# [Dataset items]
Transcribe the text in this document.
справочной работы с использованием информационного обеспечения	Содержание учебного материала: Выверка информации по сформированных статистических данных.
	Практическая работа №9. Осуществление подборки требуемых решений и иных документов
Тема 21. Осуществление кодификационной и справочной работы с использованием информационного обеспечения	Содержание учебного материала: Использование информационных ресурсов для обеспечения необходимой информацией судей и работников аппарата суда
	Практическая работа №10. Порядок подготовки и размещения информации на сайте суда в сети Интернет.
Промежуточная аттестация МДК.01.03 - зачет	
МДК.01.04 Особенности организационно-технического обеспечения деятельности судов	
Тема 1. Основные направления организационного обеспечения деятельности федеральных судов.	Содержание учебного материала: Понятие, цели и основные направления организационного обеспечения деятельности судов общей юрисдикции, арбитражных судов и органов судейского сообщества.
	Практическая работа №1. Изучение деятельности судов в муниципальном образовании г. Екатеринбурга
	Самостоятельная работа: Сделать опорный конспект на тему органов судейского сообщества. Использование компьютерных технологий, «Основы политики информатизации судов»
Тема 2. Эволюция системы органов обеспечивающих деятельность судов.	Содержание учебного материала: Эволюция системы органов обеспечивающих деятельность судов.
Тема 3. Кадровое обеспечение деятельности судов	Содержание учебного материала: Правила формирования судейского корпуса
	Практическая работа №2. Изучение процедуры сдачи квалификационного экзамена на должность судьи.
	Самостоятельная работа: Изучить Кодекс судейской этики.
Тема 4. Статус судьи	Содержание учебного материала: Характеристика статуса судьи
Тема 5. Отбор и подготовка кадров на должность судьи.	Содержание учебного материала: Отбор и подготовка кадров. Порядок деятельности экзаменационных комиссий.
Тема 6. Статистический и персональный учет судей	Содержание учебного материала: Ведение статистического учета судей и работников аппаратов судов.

# [SET TASK]
Each line must be given again exactly as written above.

# [SOLUTION TO THIS EXERCISE]
Transcribe the text in this document.
справочной работы с использованием информационного обеспечения	Содержание учебного материала: Выверка информации по сформированных статистических данных.
	Практическая работа №9. Осуществление подборки требуемых решений и иных документов
Тема 21. Осуществление кодификационной и справочной работы с использованием информационного обеспечения	Содержание учебного материала: Использование информационных ресурсов для обеспечения необходимой информацией судей и работников аппарата суда
	Практическая работа №10. Порядок подготовки и размещения информации на сайте суда в сети Интернет.
Промежуточная аттестация МДК.01.03 - зачет	
МДК.01.04 Особенности организационно-технического обеспечения деятельности судов	
Тема 1. Основные направления организационного обеспечения деятельности федеральных судов.	Содержание учебного материала: Понятие, цели и основные направления организационного обеспечения деятельности судов общей юрисдикции, арбитражных судов и органов судейского сообщества.
	Практическая работа №1. Изучение деятельности судов в муниципальном образовании г. Екатеринбурга
	Самостоятельная работа: Сделать опорный конспект на тему органов судейского сообщества. Использование компьютерных технологий, «Основы политики информатизации судов»
Тема 2. Эволюция системы органов обеспечивающих деятельность судов.	Содержание учебного материала: Эволюция системы органов обеспечивающих деятельность судов.
Тема 3. Кадровое обеспечение деятельности судов	Содержание учебного материала: Правила формирования судейского корпуса
	Практическая работа №2. Изучение процедуры сдачи квалификационного экзамена на должность судьи.
	Самостоятельная работа: Изучить Кодекс судейской этики.
Тема 4. Статус судьи	Содержание учебного материала: Характеристика статуса судьи
Тема 5. Отбор и подготовка кадров на должность судьи.	Содержание учебного материала: Отбор и подготовка кадров. Порядок деятельности экзаменационных комиссий.
Тема 6. Статистический и персональный учет судей	Содержание учебного материала: Ведение статистического учета судей и работников аппаратов судов.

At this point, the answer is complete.